◆ CHALLENGE ◆
Below is a listing to write out in full, exactly as given, without its pictures.

◆ PROVIDED INFORMATION ◆
= = = = =
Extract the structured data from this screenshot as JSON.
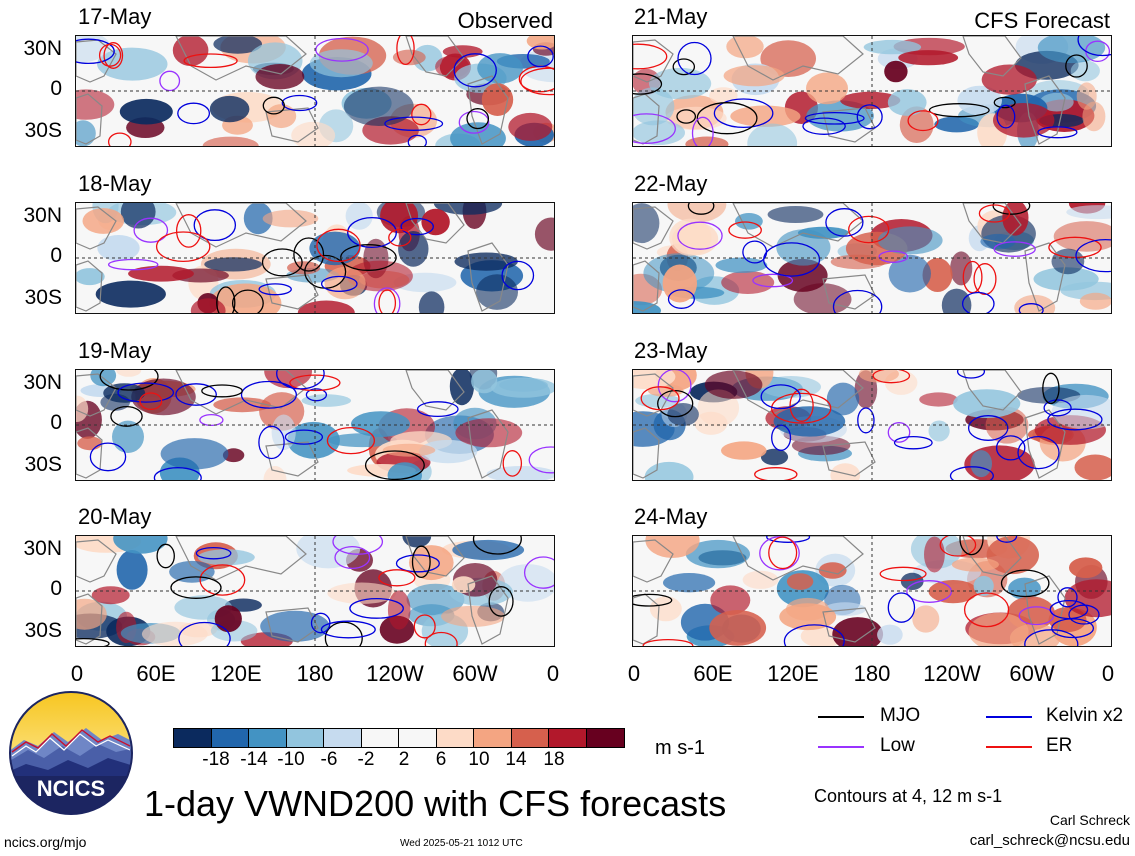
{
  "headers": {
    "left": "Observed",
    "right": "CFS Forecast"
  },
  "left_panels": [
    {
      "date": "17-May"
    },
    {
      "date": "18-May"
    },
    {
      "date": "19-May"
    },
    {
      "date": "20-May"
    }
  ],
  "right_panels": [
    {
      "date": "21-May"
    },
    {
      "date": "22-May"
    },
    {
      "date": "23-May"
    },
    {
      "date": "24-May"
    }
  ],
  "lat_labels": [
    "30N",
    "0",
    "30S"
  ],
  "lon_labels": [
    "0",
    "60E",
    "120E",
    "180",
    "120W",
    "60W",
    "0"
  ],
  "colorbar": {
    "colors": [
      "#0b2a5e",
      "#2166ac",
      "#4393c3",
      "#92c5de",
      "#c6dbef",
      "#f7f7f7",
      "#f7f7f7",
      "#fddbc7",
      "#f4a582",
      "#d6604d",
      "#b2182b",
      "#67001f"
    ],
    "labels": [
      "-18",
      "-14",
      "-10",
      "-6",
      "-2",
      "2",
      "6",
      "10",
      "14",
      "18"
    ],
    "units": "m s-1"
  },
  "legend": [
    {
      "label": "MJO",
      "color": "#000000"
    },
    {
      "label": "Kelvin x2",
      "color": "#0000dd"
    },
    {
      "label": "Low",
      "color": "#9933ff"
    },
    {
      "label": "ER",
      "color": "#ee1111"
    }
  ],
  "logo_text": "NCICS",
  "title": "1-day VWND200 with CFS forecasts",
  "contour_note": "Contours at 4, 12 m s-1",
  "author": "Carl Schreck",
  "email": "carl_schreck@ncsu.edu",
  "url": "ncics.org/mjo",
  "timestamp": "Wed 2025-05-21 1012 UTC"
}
= = = = =
◆ FINISHED EXERCISE ◆
Extract the structured data from this screenshot as JSON.
{
  "headers": {
    "left": "Observed",
    "right": "CFS Forecast"
  },
  "left_panels": [
    {
      "date": "17-May"
    },
    {
      "date": "18-May"
    },
    {
      "date": "19-May"
    },
    {
      "date": "20-May"
    }
  ],
  "right_panels": [
    {
      "date": "21-May"
    },
    {
      "date": "22-May"
    },
    {
      "date": "23-May"
    },
    {
      "date": "24-May"
    }
  ],
  "lat_labels": [
    "30N",
    "0",
    "30S"
  ],
  "lon_labels": [
    "0",
    "60E",
    "120E",
    "180",
    "120W",
    "60W",
    "0"
  ],
  "colorbar": {
    "colors": [
      "#0b2a5e",
      "#2166ac",
      "#4393c3",
      "#92c5de",
      "#c6dbef",
      "#f7f7f7",
      "#f7f7f7",
      "#fddbc7",
      "#f4a582",
      "#d6604d",
      "#b2182b",
      "#67001f"
    ],
    "labels": [
      "-18",
      "-14",
      "-10",
      "-6",
      "-2",
      "2",
      "6",
      "10",
      "14",
      "18"
    ],
    "units": "m s-1"
  },
  "legend": [
    {
      "label": "MJO",
      "color": "#000000"
    },
    {
      "label": "Kelvin x2",
      "color": "#0000dd"
    },
    {
      "label": "Low",
      "color": "#9933ff"
    },
    {
      "label": "ER",
      "color": "#ee1111"
    }
  ],
  "logo_text": "NCICS",
  "title": "1-day VWND200 with CFS forecasts",
  "contour_note": "Contours at 4, 12 m s-1",
  "author": "Carl Schreck",
  "email": "carl_schreck@ncsu.edu",
  "url": "ncics.org/mjo",
  "timestamp": "Wed 2025-05-21 1012 UTC"
}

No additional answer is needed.